** What is needed **
Retype each entry below exactly as it stands.

━━━━━━━━━━━━━━━━

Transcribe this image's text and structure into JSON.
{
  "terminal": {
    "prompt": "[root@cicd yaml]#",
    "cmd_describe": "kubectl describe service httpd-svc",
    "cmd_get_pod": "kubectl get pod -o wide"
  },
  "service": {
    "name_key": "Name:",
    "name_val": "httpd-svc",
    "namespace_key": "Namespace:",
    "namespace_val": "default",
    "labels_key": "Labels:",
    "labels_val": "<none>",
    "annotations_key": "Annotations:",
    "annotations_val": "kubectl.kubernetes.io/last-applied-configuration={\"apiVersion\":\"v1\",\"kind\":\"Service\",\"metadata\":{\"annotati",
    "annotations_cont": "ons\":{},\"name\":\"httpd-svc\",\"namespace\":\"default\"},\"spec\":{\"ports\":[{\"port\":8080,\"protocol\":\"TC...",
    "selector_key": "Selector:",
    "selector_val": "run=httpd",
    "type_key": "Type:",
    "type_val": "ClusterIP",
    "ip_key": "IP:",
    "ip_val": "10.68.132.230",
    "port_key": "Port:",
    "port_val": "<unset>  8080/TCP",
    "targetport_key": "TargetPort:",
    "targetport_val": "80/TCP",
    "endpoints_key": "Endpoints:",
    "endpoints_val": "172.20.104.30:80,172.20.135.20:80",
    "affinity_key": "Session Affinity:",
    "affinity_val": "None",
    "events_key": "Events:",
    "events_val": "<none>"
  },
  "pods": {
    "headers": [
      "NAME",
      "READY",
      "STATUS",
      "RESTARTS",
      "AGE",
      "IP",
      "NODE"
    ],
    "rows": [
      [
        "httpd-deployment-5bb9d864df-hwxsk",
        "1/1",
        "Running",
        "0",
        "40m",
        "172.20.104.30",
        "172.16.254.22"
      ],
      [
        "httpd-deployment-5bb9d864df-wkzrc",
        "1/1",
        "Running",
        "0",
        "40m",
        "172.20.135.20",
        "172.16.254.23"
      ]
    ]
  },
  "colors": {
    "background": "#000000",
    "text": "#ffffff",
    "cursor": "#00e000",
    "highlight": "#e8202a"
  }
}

━━━━━━━━━━━━━━━━

** Written answer **
Transcribe this image's text and structure into JSON.
{
  "terminal": {
    "prompt": "[root@cicd yaml]#",
    "cmd_describe": "kubectl describe service httpd-svc",
    "cmd_get_pod": "kubectl get pod -o wide"
  },
  "service": {
    "name_key": "Name:",
    "name_val": "httpd-svc",
    "namespace_key": "Namespace:",
    "namespace_val": "default",
    "labels_key": "Labels:",
    "labels_val": "<none>",
    "annotations_key": "Annotations:",
    "annotations_val": "kubectl.kubernetes.io/last-applied-configuration={\"apiVersion\":\"v1\",\"kind\":\"Service\",\"metadata\":{\"annotati",
    "annotations_cont": "ons\":{},\"name\":\"httpd-svc\",\"namespace\":\"default\"},\"spec\":{\"ports\":[{\"port\":8080,\"protocol\":\"TC...",
    "selector_key": "Selector:",
    "selector_val": "run=httpd",
    "type_key": "Type:",
    "type_val": "ClusterIP",
    "ip_key": "IP:",
    "ip_val": "10.68.132.230",
    "port_key": "Port:",
    "port_val": "<unset>  8080/TCP",
    "targetport_key": "TargetPort:",
    "targetport_val": "80/TCP",
    "endpoints_key": "Endpoints:",
    "endpoints_val": "172.20.104.30:80,172.20.135.20:80",
    "affinity_key": "Session Affinity:",
    "affinity_val": "None",
    "events_key": "Events:",
    "events_val": "<none>"
  },
  "pods": {
    "headers": [
      "NAME",
      "READY",
      "STATUS",
      "RESTARTS",
      "AGE",
      "IP",
      "NODE"
    ],
    "rows": [
      [
        "httpd-deployment-5bb9d864df-hwxsk",
        "1/1",
        "Running",
        "0",
        "40m",
        "172.20.104.30",
        "172.16.254.22"
      ],
      [
        "httpd-deployment-5bb9d864df-wkzrc",
        "1/1",
        "Running",
        "0",
        "40m",
        "172.20.135.20",
        "172.16.254.23"
      ]
    ]
  },
  "colors": {
    "background": "#000000",
    "text": "#ffffff",
    "cursor": "#00e000",
    "highlight": "#e8202a"
  }
}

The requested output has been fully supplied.